-- Begin DATA SHOWN --
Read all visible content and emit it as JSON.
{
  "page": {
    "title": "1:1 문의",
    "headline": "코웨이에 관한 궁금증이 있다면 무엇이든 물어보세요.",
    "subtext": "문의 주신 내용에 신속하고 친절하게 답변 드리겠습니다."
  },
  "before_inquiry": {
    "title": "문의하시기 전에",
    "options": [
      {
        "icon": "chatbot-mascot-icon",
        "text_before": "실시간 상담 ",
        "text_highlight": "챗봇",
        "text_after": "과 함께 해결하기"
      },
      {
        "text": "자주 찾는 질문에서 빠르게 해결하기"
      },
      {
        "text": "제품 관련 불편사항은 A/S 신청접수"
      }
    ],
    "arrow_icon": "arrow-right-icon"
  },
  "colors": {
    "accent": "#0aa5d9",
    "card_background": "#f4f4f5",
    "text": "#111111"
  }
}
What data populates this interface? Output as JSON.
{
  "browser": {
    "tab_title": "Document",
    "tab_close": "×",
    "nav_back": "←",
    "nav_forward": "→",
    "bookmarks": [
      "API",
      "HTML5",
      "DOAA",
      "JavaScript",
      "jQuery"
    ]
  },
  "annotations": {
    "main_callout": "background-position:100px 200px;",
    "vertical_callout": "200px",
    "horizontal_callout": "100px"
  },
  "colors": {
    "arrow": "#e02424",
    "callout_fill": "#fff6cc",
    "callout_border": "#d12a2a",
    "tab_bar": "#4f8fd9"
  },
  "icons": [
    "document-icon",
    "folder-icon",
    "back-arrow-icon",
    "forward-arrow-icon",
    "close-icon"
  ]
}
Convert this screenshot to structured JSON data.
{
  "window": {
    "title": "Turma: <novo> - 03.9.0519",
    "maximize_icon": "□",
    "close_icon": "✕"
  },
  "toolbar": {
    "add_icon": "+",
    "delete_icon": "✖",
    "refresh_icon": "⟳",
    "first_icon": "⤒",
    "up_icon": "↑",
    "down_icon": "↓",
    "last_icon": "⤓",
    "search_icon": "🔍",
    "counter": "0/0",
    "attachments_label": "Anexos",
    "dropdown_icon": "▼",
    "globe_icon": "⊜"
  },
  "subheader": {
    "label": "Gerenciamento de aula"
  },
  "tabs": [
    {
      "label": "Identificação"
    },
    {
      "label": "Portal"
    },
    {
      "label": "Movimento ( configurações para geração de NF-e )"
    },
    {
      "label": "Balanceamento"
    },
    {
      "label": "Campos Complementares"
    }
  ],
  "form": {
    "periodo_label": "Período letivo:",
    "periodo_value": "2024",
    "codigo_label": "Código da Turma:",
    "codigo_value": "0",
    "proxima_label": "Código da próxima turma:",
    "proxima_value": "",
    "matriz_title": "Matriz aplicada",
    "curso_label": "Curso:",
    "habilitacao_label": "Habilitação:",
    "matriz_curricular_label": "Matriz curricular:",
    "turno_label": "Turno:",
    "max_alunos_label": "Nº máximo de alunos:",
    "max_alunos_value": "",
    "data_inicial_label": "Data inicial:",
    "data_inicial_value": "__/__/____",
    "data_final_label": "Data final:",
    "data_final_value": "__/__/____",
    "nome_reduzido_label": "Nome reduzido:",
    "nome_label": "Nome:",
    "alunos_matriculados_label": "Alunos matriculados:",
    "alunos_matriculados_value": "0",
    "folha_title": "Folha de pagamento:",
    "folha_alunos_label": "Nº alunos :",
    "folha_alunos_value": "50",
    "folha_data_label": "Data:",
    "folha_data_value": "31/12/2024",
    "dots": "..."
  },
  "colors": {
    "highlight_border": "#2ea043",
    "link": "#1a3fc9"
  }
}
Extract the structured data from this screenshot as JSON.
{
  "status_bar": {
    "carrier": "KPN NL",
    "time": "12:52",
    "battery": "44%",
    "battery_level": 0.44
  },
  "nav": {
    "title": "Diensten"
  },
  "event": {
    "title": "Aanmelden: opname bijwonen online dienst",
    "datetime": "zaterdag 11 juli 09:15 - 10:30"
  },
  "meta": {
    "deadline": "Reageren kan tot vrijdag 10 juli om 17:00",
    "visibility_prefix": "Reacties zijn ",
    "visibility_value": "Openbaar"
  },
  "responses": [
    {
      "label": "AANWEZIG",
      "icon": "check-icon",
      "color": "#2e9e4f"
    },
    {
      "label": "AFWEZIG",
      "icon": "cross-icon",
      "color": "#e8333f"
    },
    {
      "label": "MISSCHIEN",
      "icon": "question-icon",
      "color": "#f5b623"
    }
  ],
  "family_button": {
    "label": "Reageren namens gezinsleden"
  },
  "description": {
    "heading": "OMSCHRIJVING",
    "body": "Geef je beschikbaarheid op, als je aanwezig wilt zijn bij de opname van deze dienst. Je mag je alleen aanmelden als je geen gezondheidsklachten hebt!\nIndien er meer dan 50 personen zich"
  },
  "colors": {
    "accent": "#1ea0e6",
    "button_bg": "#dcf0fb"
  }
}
-- End DATA SHOWN --
**EXERCISE BRIEF:**
Report how many lines in the entries hold the string "arrow". Nothing but the number is wanted.

**RESPONSE TO THE TASK:**
4